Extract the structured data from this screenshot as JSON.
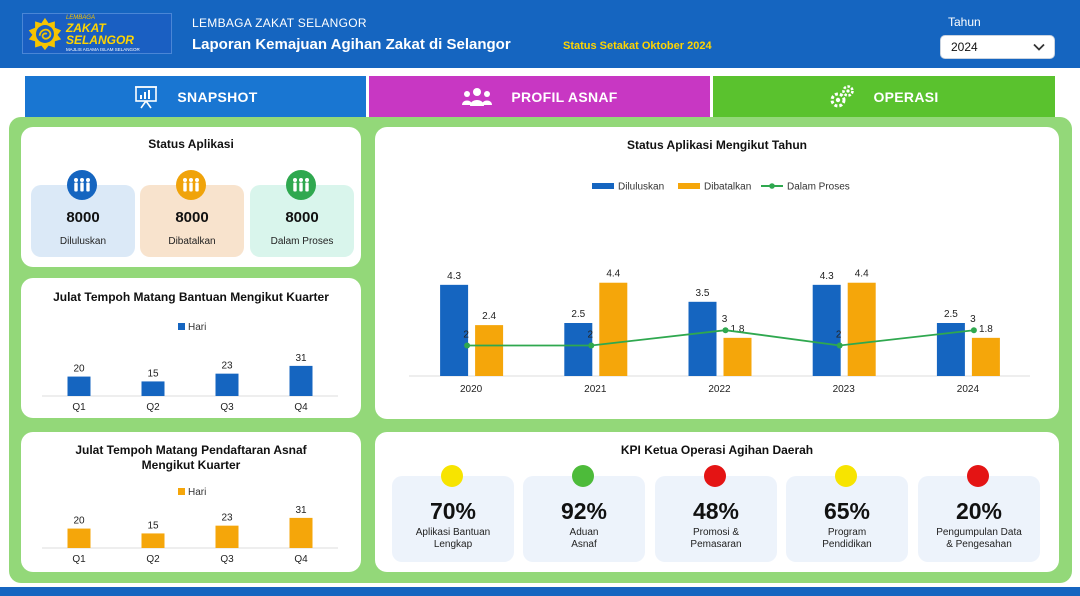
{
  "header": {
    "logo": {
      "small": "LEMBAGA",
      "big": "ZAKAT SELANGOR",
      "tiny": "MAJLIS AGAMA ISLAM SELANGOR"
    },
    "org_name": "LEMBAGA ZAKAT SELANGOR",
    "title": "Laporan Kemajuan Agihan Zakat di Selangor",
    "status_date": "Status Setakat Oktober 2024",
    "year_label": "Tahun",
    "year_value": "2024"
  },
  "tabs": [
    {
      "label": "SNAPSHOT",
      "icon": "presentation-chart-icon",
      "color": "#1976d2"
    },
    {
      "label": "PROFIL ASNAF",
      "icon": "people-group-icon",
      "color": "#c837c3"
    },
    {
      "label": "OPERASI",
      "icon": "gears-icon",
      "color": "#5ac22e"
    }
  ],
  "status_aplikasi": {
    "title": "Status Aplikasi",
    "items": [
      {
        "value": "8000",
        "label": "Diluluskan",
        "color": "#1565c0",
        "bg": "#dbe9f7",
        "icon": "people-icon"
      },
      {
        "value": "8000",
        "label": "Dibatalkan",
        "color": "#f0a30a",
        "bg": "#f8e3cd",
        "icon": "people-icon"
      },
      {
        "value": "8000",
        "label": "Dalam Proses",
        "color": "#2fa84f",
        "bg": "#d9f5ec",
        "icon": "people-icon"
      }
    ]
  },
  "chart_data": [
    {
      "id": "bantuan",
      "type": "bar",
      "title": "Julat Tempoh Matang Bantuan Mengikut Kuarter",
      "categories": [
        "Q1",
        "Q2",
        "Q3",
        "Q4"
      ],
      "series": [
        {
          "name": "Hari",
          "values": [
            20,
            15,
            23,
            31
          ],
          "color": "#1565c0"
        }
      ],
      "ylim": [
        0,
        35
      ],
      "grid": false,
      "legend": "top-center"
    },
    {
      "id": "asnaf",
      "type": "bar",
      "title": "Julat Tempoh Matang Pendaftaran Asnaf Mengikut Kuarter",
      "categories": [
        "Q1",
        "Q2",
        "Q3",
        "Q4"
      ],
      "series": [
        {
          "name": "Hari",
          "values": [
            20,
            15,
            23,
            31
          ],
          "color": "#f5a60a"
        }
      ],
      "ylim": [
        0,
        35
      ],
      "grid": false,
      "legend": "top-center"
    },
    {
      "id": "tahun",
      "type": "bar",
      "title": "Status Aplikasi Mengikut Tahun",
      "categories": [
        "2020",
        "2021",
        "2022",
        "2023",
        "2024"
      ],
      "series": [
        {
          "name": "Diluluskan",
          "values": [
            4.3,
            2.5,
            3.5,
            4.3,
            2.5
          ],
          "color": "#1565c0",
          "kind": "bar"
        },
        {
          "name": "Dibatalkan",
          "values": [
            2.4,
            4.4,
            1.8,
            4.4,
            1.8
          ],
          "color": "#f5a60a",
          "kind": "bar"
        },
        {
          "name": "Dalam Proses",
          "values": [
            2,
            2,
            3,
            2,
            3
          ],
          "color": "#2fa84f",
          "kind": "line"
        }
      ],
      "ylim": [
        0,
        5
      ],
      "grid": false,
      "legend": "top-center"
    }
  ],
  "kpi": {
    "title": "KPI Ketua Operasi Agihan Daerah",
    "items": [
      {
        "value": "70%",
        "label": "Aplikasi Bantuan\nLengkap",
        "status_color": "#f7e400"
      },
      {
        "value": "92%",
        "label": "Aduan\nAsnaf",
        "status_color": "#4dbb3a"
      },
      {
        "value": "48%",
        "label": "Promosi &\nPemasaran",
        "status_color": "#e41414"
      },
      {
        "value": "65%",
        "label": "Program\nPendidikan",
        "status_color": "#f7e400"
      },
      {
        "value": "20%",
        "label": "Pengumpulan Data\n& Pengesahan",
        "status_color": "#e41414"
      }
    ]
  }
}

━━━━━━━━━━━━━━━━━━━━━━━━━━━━━━

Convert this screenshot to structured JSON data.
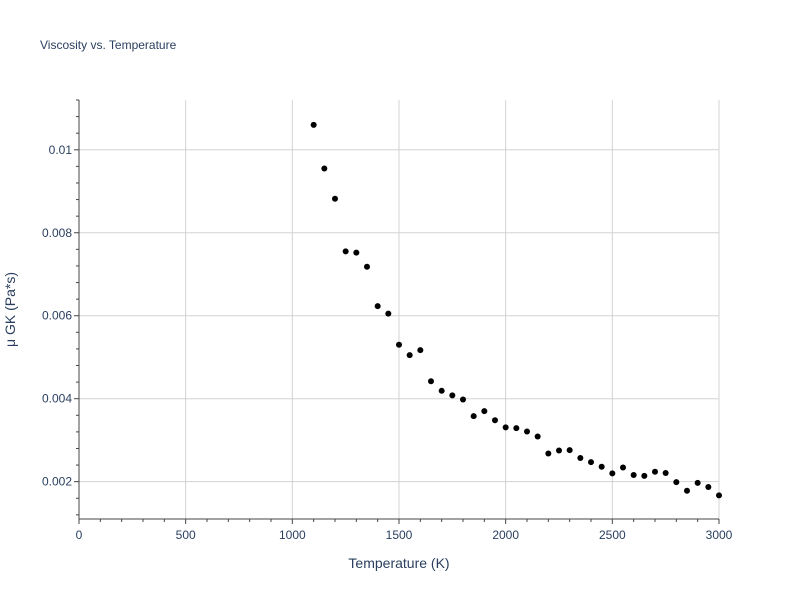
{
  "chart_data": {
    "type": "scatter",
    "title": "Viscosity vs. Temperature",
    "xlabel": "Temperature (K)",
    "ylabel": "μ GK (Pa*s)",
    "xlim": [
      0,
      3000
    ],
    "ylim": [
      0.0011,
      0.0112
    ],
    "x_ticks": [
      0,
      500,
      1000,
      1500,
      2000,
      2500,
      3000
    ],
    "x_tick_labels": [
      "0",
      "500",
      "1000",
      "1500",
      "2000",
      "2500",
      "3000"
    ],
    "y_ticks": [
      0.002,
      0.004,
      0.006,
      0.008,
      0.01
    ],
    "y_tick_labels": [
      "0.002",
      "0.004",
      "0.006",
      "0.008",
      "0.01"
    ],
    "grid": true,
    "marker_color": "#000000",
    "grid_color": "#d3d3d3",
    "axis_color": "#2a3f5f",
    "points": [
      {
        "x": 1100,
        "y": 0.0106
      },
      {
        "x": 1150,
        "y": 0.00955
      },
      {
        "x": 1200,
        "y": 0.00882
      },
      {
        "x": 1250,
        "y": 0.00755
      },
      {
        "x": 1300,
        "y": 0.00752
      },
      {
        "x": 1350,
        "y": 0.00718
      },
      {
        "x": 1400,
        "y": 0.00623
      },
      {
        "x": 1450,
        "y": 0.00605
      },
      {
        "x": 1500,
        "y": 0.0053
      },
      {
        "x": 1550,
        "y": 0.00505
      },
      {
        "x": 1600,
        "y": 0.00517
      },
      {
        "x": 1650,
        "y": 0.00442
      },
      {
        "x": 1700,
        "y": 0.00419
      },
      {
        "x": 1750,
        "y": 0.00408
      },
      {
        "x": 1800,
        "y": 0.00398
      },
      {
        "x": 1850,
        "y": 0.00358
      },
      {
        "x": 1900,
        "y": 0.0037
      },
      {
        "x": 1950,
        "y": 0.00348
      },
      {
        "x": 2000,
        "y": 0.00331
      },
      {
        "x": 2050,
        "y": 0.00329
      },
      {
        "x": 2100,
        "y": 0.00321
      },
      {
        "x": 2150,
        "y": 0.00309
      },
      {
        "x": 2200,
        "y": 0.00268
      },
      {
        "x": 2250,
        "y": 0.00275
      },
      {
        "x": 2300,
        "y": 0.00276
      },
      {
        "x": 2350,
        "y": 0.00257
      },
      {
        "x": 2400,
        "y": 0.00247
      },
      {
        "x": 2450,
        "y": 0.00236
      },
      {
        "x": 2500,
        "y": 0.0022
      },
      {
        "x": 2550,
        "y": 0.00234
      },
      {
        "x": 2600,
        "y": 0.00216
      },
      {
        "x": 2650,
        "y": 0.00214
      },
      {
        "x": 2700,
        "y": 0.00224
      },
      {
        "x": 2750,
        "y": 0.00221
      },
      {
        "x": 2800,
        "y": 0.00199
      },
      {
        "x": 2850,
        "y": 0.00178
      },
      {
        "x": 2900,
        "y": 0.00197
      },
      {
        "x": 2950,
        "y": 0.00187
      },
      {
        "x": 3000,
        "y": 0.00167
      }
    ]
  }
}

━━━━━━━━━━━━━━━━━━━━━━━━━━━━━━

§ **Directive**: Read through the lines above and collect those that contain the string "Julat".

§ **Right answer**:
      "title": "Julat Tempoh Matang Bantuan Mengikut Kuarter",
      "title": "Julat Tempoh Matang Pendaftaran Asnaf Mengikut Kuarter",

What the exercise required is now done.